### Directive:
Copy out each line of the data that holds the word "eMail".

** BEGIN Data entries **

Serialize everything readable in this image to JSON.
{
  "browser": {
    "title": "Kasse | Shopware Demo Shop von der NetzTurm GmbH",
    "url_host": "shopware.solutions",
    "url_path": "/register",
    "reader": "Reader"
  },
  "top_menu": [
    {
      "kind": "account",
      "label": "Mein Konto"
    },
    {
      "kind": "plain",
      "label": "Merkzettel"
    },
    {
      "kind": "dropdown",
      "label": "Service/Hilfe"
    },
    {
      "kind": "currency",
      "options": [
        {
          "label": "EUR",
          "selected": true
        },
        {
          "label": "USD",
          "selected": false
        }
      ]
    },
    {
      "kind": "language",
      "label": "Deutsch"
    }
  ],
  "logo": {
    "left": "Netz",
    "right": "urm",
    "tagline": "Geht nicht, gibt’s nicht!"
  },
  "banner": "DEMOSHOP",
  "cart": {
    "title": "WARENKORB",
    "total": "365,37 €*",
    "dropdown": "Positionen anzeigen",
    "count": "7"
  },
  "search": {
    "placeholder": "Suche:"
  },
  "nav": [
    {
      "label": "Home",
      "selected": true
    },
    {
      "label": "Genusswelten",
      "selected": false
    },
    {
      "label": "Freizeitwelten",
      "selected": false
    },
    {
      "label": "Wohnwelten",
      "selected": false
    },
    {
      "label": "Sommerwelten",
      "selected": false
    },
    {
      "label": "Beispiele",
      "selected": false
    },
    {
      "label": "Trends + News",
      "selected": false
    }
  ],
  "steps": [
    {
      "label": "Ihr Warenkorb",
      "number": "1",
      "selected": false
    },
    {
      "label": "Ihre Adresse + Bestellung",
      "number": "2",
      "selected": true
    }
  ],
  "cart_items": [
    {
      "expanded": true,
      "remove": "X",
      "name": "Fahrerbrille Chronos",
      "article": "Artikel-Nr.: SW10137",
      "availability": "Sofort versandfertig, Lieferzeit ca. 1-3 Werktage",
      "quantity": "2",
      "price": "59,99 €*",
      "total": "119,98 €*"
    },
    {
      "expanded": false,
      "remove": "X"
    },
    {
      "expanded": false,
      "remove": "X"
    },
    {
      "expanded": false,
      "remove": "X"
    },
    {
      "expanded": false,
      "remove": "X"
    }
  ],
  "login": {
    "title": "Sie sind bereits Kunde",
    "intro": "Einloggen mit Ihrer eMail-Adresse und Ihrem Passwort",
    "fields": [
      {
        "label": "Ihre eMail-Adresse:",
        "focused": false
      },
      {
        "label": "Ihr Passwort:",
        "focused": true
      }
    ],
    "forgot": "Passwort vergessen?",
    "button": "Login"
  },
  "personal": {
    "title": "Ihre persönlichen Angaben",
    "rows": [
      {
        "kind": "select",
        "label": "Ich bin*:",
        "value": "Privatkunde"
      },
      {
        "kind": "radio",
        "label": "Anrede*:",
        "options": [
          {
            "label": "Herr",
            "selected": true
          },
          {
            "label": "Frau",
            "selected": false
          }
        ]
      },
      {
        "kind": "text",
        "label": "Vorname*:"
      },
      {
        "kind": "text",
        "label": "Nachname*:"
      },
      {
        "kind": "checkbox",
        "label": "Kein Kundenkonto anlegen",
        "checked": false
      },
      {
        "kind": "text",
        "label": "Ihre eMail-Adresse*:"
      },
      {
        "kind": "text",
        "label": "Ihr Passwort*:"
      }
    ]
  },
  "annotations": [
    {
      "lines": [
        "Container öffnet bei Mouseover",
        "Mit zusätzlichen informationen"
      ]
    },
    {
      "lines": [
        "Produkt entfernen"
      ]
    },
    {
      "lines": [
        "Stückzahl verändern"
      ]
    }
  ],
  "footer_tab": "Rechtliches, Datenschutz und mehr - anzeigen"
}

** END Data entries **

### Solution to the exercise:
    "intro": "Einloggen mit Ihrer eMail-Adresse und Ihrem Passwort",
        "label": "Ihre eMail-Adresse:",
        "label": "Ihre eMail-Adresse*:"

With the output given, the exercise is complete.